Collection entries:
#####

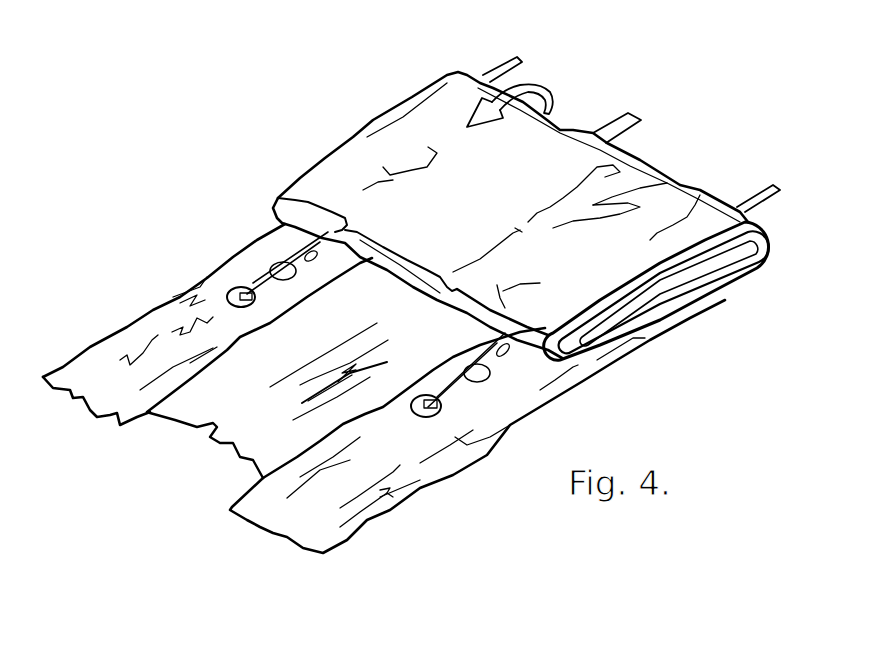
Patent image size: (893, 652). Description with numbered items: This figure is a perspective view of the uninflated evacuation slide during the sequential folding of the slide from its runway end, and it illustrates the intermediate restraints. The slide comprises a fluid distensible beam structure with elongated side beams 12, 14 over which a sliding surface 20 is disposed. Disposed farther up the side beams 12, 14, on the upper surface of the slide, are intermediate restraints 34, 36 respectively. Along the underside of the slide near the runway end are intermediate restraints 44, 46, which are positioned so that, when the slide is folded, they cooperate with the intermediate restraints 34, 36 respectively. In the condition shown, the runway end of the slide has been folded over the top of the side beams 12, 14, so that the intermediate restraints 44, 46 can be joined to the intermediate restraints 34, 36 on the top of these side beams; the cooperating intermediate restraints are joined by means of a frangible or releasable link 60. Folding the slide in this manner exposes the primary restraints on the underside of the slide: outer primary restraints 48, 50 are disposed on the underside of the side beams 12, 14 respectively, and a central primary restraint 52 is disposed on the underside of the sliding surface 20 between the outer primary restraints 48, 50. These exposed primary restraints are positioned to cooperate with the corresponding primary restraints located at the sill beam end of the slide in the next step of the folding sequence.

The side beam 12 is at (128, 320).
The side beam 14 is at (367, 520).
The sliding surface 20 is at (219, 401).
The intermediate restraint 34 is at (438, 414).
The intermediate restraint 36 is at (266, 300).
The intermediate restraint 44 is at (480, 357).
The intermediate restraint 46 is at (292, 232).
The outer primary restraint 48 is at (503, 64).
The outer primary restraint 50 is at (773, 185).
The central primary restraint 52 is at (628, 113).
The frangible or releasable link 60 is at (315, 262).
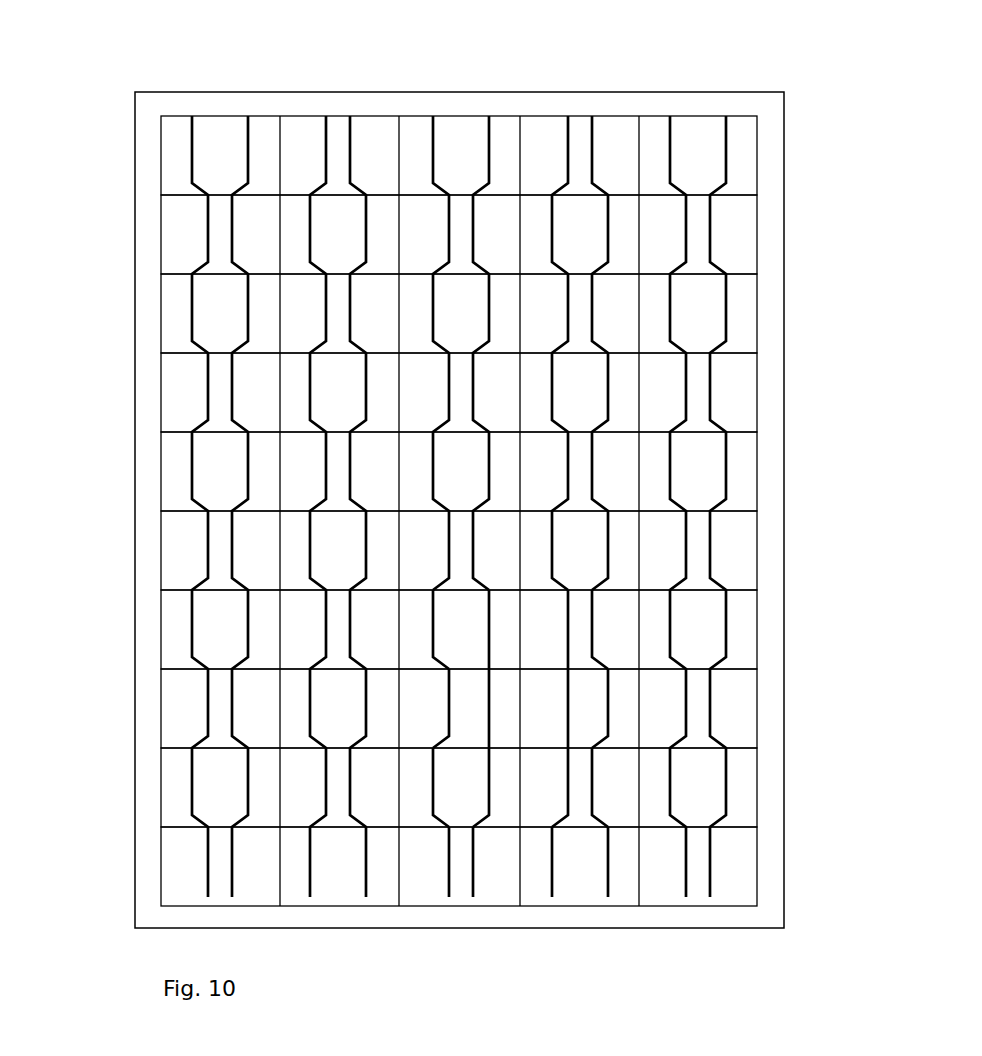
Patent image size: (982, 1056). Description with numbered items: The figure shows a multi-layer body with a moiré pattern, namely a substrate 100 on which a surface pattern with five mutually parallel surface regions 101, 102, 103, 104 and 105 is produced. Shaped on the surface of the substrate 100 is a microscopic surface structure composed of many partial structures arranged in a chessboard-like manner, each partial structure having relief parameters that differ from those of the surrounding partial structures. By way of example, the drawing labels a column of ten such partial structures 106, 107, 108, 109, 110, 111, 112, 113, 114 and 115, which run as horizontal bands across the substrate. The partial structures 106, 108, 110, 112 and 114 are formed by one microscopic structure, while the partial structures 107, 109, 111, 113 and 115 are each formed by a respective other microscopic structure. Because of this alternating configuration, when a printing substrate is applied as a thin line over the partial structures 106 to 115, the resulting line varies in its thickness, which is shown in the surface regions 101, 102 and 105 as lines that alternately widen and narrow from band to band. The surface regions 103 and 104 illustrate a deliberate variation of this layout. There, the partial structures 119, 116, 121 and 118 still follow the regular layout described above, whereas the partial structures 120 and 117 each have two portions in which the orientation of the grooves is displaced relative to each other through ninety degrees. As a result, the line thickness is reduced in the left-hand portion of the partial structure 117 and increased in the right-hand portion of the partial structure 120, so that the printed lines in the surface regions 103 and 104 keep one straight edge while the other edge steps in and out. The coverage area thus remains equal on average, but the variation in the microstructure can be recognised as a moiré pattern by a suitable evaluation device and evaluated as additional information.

#####

Your task: Reproduce the listing from its beginning through the line containing "The frangible or", substituting "escape" for "evacuation" and leaving everything else unchanged. Leave the pictures out of your answer.

Exercise result:
Patent image size: (893, 652). Description with numbered items: This figure is a perspective view of the uninflated escape slide during the sequential folding of the slide from its runway end, and it illustrates the intermediate restraints. The slide comprises a fluid distensible beam structure with elongated side beams 12, 14 over which a sliding surface 20 is disposed. Disposed farther up the side beams 12, 14, on the upper surface of the slide, are intermediate restraints 34, 36 respectively. Along the underside of the slide near the runway end are intermediate restraints 44, 46, which are positioned so that, when the slide is folded, they cooperate with the intermediate restraints 34, 36 respectively. In the condition shown, the runway end of the slide has been folded over the top of the side beams 12, 14, so that the intermediate restraints 44, 46 can be joined to the intermediate restraints 34, 36 on the top of these side beams; the cooperating intermediate restraints are joined by means of a frangible or releasable link 60. Folding the slide in this manner exposes the primary restraints on the underside of the slide: outer primary restraints 48, 50 are disposed on the underside of the side beams 12, 14 respectively, and a central primary restraint 52 is disposed on the underside of the sliding surface 20 between the outer primary restraints 48, 50. These exposed primary restraints are positioned to cooperate with the corresponding primary restraints located at the sill beam end of the slide in the next step of the folding sequence.

The side beam 12 is at (128, 320).
The side beam 14 is at (367, 520).
The sliding surface 20 is at (219, 401).
The intermediate restraint 34 is at (438, 414).
The intermediate restraint 36 is at (266, 300).
The intermediate restraint 44 is at (480, 357).
The intermediate restraint 46 is at (292, 232).
The outer primary restraint 48 is at (503, 64).
The outer primary restraint 50 is at (773, 185).
The central primary restraint 52 is at (628, 113).
The frangible or releasable link 60 is at (315, 262).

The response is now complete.